* WHAT THE TASK ASKS:
Output all the entries word for word. Omit the pictures.

(Data entries)

####

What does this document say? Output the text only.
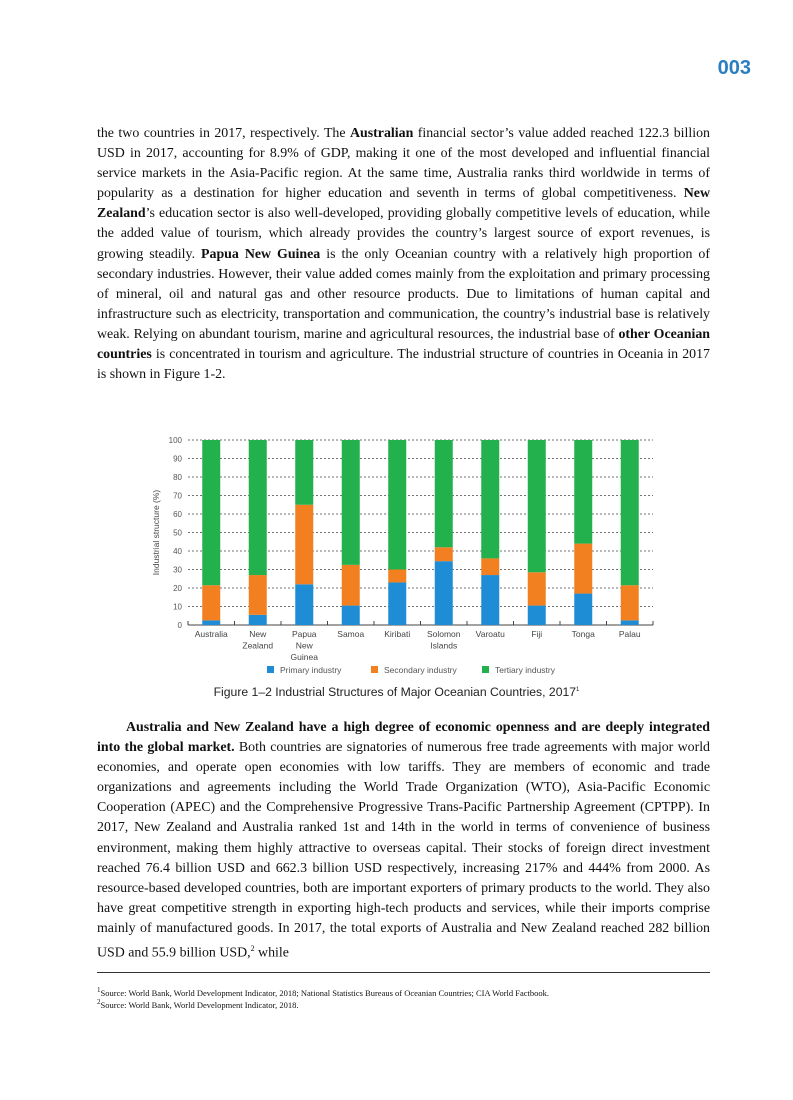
003

the two countries in 2017, respectively. The Australian financial sector’s value added reached 122.3 billion USD in 2017, accounting for 8.9% of GDP, making it one of the most developed and influential financial service markets in the Asia-Pacific region. At the same time, Australia ranks third worldwide in terms of popularity as a destination for higher education and seventh in terms of global competitiveness. New Zealand’s education sector is also well-developed, providing globally competitive levels of education, while the added value of tourism, which already provides the country’s largest source of export revenues, is growing steadily. Papua New Guinea is the only Oceanian country with a relatively high proportion of secondary industries. However, their value added comes mainly from the exploitation and primary processing of mineral, oil and natural gas and other resource products. Due to limitations of human capital and infrastructure such as electricity, transportation and communication, the country’s industrial base is relatively weak. Relying on abundant tourism, marine and agricultural resources, the industrial base of other Oceanian countries is concentrated in tourism and agriculture. The industrial structure of countries in Oceania in 2017 is shown in Figure 1-2.

0
10
20
30
40
50
60
70
80
90
100
Industrial structure (%)
Australia	New
Zealand
Papua
New
Guinea
Samoa Kiribati Solomon
Islands
Varoatu	Fiji	Tonga	Palau
Primary industry	Secondary industry	Tertiary industry
Figure 1–2 Industrial Structures of Major Oceanian Countries, 2017$^1$

Australia and New Zealand have a high degree of economic openness and are deeply integrated into the global market. Both countries are signatories of numerous free trade agreements with major world economies, and operate open economies with low tariffs. They are members of economic and trade organizations and agreements including the World Trade Organization (WTO), Asia-Pacific Economic Cooperation (APEC) and the Comprehensive Progressive Trans-Pacific Partnership Agreement (CPTPP). In 2017, New Zealand and Australia ranked 1st and 14th in the world in terms of convenience of business environment, making them highly attractive to overseas capital. Their stocks of foreign direct investment reached 76.4 billion USD and 662.3 billion USD respectively, increasing 217% and 444% from 2000. As resource-based developed countries, both are important exporters of primary products to the world. They also have great competitive strength in exporting high-tech products and services, while their imports comprise mainly of manufactured goods. In 2017, the total exports of Australia and New Zealand reached 282 billion USD and 55.9 billion USD,$^2$ while

$^1$Source: World Bank, World Development Indicator, 2018; National Statistics Bureaus of Oceanian Countries; CIA World Factbook.
$^2$Source: World Bank, World Development Indicator, 2018.
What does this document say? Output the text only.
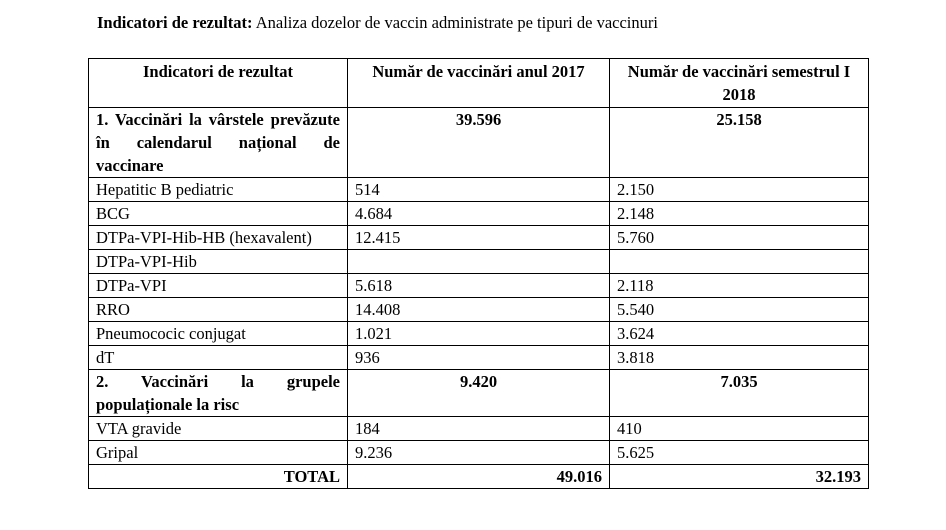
Indicatori de rezultat: Analiza dozelor de vaccin administrate pe tipuri de vaccinuri
Indicatori de rezultat	Număr de vaccinări anul 2017	Număr de vaccinări semestrul I 2018
1. Vaccinări la vârstele prevăzute în calendarul național de vaccinare	39.596	25.158
Hepatitic B pediatric	514	2.150
BCG	4.684	2.148
DTPa-VPI-Hib-HB (hexavalent)	12.415	5.760
DTPa-VPI-Hib		
DTPa-VPI	5.618	2.118
RRO	14.408	5.540
Pneumococic conjugat	1.021	3.624
dT	936	3.818
2. Vaccinări la grupele populaționale la risc	9.420	7.035
VTA gravide	184	410
Gripal	9.236	5.625
TOTAL	49.016	32.193
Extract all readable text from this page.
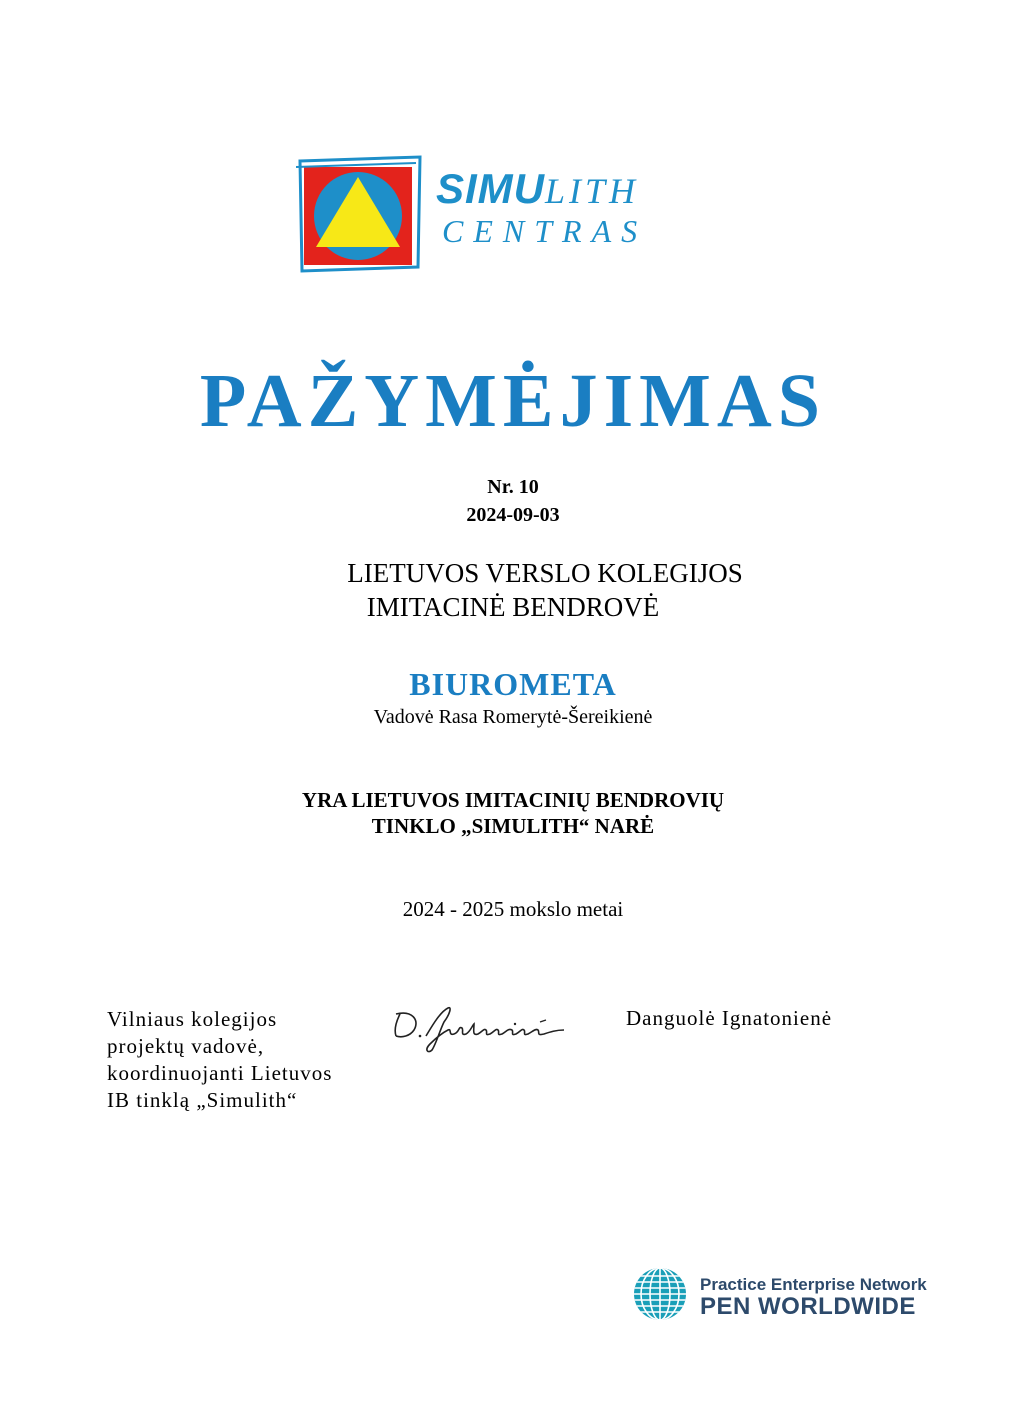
SIMULITH
CENTRAS
PAŽYMĖJIMAS
Nr. 10
2024-09-03
LIETUVOS VERSLO KOLEGIJOS
IMITACINĖ BENDROVĖ
BIUROMETA
Vadovė Rasa Romerytė-Šereikienė
YRA LIETUVOS IMITACINIŲ BENDROVIŲ
TINKLO „SIMULITH“ NARĖ
2024 - 2025 mokslo metai
Vilniaus kolegijos
projektų vadovė,
koordinuojanti Lietuvos
IB tinklą „Simulith“
Danguolė Ignatonienė
Practice Enterprise Network
PEN WORLDWIDE
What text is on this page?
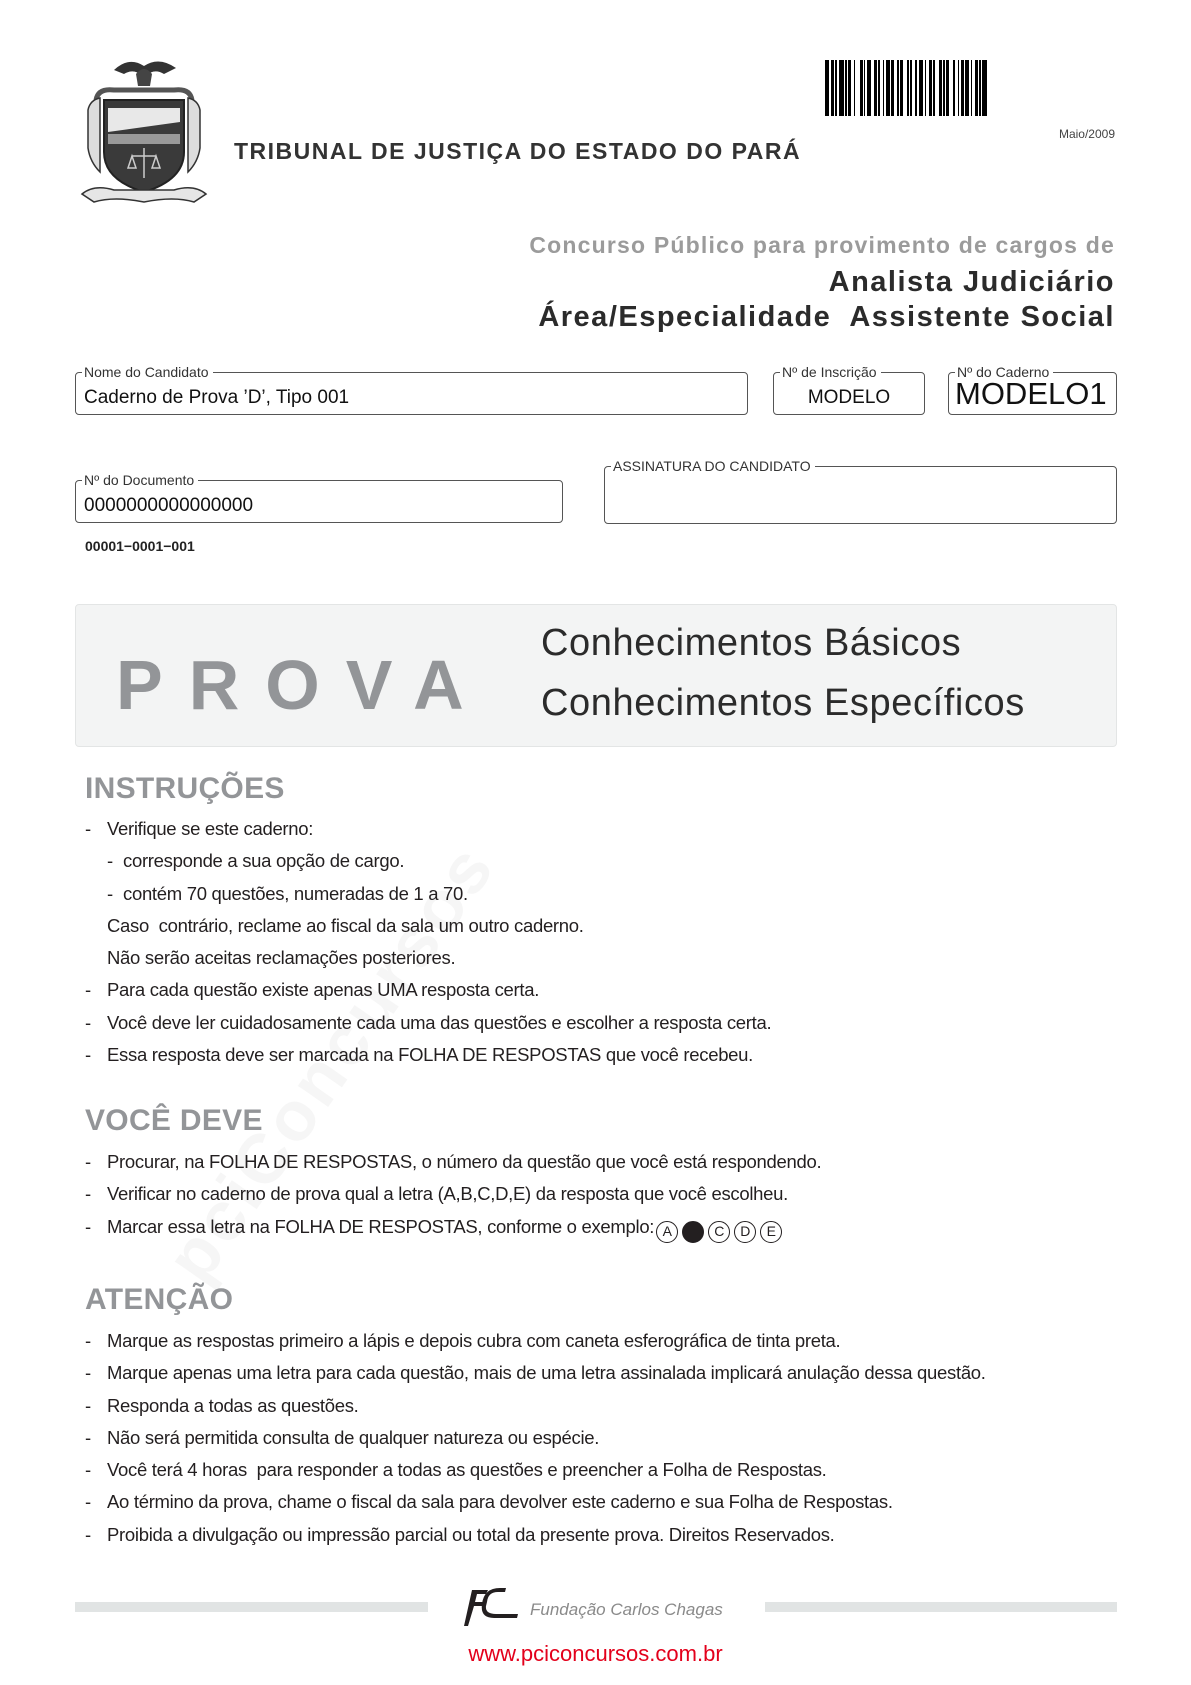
Maio/2009
TRIBUNAL DE JUSTIÇA DO ESTADO DO PARÁ
Concurso Público para provimento de cargos de
Analista Judiciário
Área/Especialidade  Assistente Social
Nome do Candidato
Caderno de Prova ’D’, Tipo 001
Nº de Inscrição
MODELO
Nº do Caderno
MODELO1
Nº do Documento
0000000000000000
ASSINATURA DO CANDIDATO
00001−0001−001
PROVA
Conhecimentos Básicos
Conhecimentos Específicos
INSTRUÇÕES
- Verifique se este caderno:
- corresponde a sua opção de cargo.
- contém 70 questões, numeradas de 1 a 70.
Caso  contrário, reclame ao fiscal da sala um outro caderno.
Não serão aceitas reclamações posteriores.
- Para cada questão existe apenas UMA resposta certa.
- Você deve ler cuidadosamente cada uma das questões e escolher a resposta certa.
- Essa resposta deve ser marcada na FOLHA DE RESPOSTAS que você recebeu.
VOCÊ DEVE
- Procurar, na FOLHA DE RESPOSTAS, o número da questão que você está respondendo.
- Verificar no caderno de prova qual a letra (A,B,C,D,E) da resposta que você escolheu.
- Marcar essa letra na FOLHA DE RESPOSTAS, conforme o exemplo: A	C	D	E
ATENÇÃO
- Marque as respostas primeiro a lápis e depois cubra com caneta esferográfica de tinta preta.
- Marque apenas uma letra para cada questão, mais de uma letra assinalada implicará anulação dessa questão.
- Responda a todas as questões.
- Não será permitida consulta de qualquer natureza ou espécie.
- Você terá 4 horas  para responder a todas as questões e preencher a Folha de Respostas.
- Ao término da prova, chame o fiscal da sala para devolver este caderno e sua Folha de Respostas.
- Proibida a divulgação ou impressão parcial ou total da presente prova. Direitos Reservados.
Fundação Carlos Chagas
www.pciconcursos.com.br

####

* REPLY TO THE EXERCISE:
What does this document say? Output the text only.
003

the two countries in 2017, respectively. The Australian financial sector’s value added reached 122.3 billion USD in 2017, accounting for 8.9% of GDP, making it one of the most developed and influential financial service markets in the Asia-Pacific region. At the same time, Australia ranks third worldwide in terms of popularity as a destination for higher education and seventh in terms of global competitiveness. New Zealand’s education sector is also well-developed, providing globally competitive levels of education, while the added value of tourism, which already provides the country’s largest source of export revenues, is growing steadily. Papua New Guinea is the only Oceanian country with a relatively high proportion of secondary industries. However, their value added comes mainly from the exploitation and primary processing of mineral, oil and natural gas and other resource products. Due to limitations of human capital and infrastructure such as electricity, transportation and communication, the country’s industrial base is relatively weak. Relying on abundant tourism, marine and agricultural resources, the industrial base of other Oceanian countries is concentrated in tourism and agriculture. The industrial structure of countries in Oceania in 2017 is shown in Figure 1-2.

0
10
20
30
40
50
60
70
80
90
100
Industrial structure (%)
Australia	New
Zealand
Papua
New
Guinea
Samoa Kiribati Solomon
Islands
Varoatu	Fiji	Tonga	Palau
Primary industry	Secondary industry	Tertiary industry
Figure 1–2 Industrial Structures of Major Oceanian Countries, 2017$^1$

Australia and New Zealand have a high degree of economic openness and are deeply integrated into the global market. Both countries are signatories of numerous free trade agreements with major world economies, and operate open economies with low tariffs. They are members of economic and trade organizations and agreements including the World Trade Organization (WTO), Asia-Pacific Economic Cooperation (APEC) and the Comprehensive Progressive Trans-Pacific Partnership Agreement (CPTPP). In 2017, New Zealand and Australia ranked 1st and 14th in the world in terms of convenience of business environment, making them highly attractive to overseas capital. Their stocks of foreign direct investment reached 76.4 billion USD and 662.3 billion USD respectively, increasing 217% and 444% from 2000. As resource-based developed countries, both are important exporters of primary products to the world. They also have great competitive strength in exporting high-tech products and services, while their imports comprise mainly of manufactured goods. In 2017, the total exports of Australia and New Zealand reached 282 billion USD and 55.9 billion USD,$^2$ while

$^1$Source: World Bank, World Development Indicator, 2018; National Statistics Bureaus of Oceanian Countries; CIA World Factbook.
$^2$Source: World Bank, World Development Indicator, 2018.
What does this document say? Output the text only.
Indicatori de rezultat: Analiza dozelor de vaccin administrate pe tipuri de vaccinuri
Indicatori de rezultat	Număr de vaccinări anul 2017	Număr de vaccinări semestrul I 2018
1. Vaccinări la vârstele prevăzute în calendarul național de vaccinare	39.596	25.158
Hepatitic B pediatric	514	2.150
BCG	4.684	2.148
DTPa-VPI-Hib-HB (hexavalent)	12.415	5.760
DTPa-VPI-Hib		
DTPa-VPI	5.618	2.118
RRO	14.408	5.540
Pneumococic conjugat	1.021	3.624
dT	936	3.818
2. Vaccinări la grupele populaționale la risc	9.420	7.035
VTA gravide	184	410
Gripal	9.236	5.625
TOTAL	49.016	32.193
Extract all readable text from this page.
SIMULITH
CENTRAS
PAŽYMĖJIMAS
Nr. 10
2024-09-03
LIETUVOS VERSLO KOLEGIJOS
IMITACINĖ BENDROVĖ
BIUROMETA
Vadovė Rasa Romerytė-Šereikienė
YRA LIETUVOS IMITACINIŲ BENDROVIŲ
TINKLO „SIMULITH“ NARĖ
2024 - 2025 mokslo metai
Vilniaus kolegijos
projektų vadovė,
koordinuojanti Lietuvos
IB tinklą „Simulith“
Danguolė Ignatonienė
Practice Enterprise Network
PEN WORLDWIDE
What text is on this page?
Maio/2009
TRIBUNAL DE JUSTIÇA DO ESTADO DO PARÁ
Concurso Público para provimento de cargos de
Analista Judiciário
Área/Especialidade  Assistente Social
Nome do Candidato
Caderno de Prova ’D’, Tipo 001
Nº de Inscrição
MODELO
Nº do Caderno
MODELO1
Nº do Documento
0000000000000000
ASSINATURA DO CANDIDATO
00001−0001−001
PROVA
Conhecimentos Básicos
Conhecimentos Específicos
INSTRUÇÕES
- Verifique se este caderno:
- corresponde a sua opção de cargo.
- contém 70 questões, numeradas de 1 a 70.
Caso  contrário, reclame ao fiscal da sala um outro caderno.
Não serão aceitas reclamações posteriores.
- Para cada questão existe apenas UMA resposta certa.
- Você deve ler cuidadosamente cada uma das questões e escolher a resposta certa.
- Essa resposta deve ser marcada na FOLHA DE RESPOSTAS que você recebeu.
VOCÊ DEVE
- Procurar, na FOLHA DE RESPOSTAS, o número da questão que você está respondendo.
- Verificar no caderno de prova qual a letra (A,B,C,D,E) da resposta que você escolheu.
- Marcar essa letra na FOLHA DE RESPOSTAS, conforme o exemplo: A	C	D	E
ATENÇÃO
- Marque as respostas primeiro a lápis e depois cubra com caneta esferográfica de tinta preta.
- Marque apenas uma letra para cada questão, mais de uma letra assinalada implicará anulação dessa questão.
- Responda a todas as questões.
- Não será permitida consulta de qualquer natureza ou espécie.
- Você terá 4 horas  para responder a todas as questões e preencher a Folha de Respostas.
- Ao término da prova, chame o fiscal da sala para devolver este caderno e sua Folha de Respostas.
- Proibida a divulgação ou impressão parcial ou total da presente prova. Direitos Reservados.
Fundação Carlos Chagas
www.pciconcursos.com.br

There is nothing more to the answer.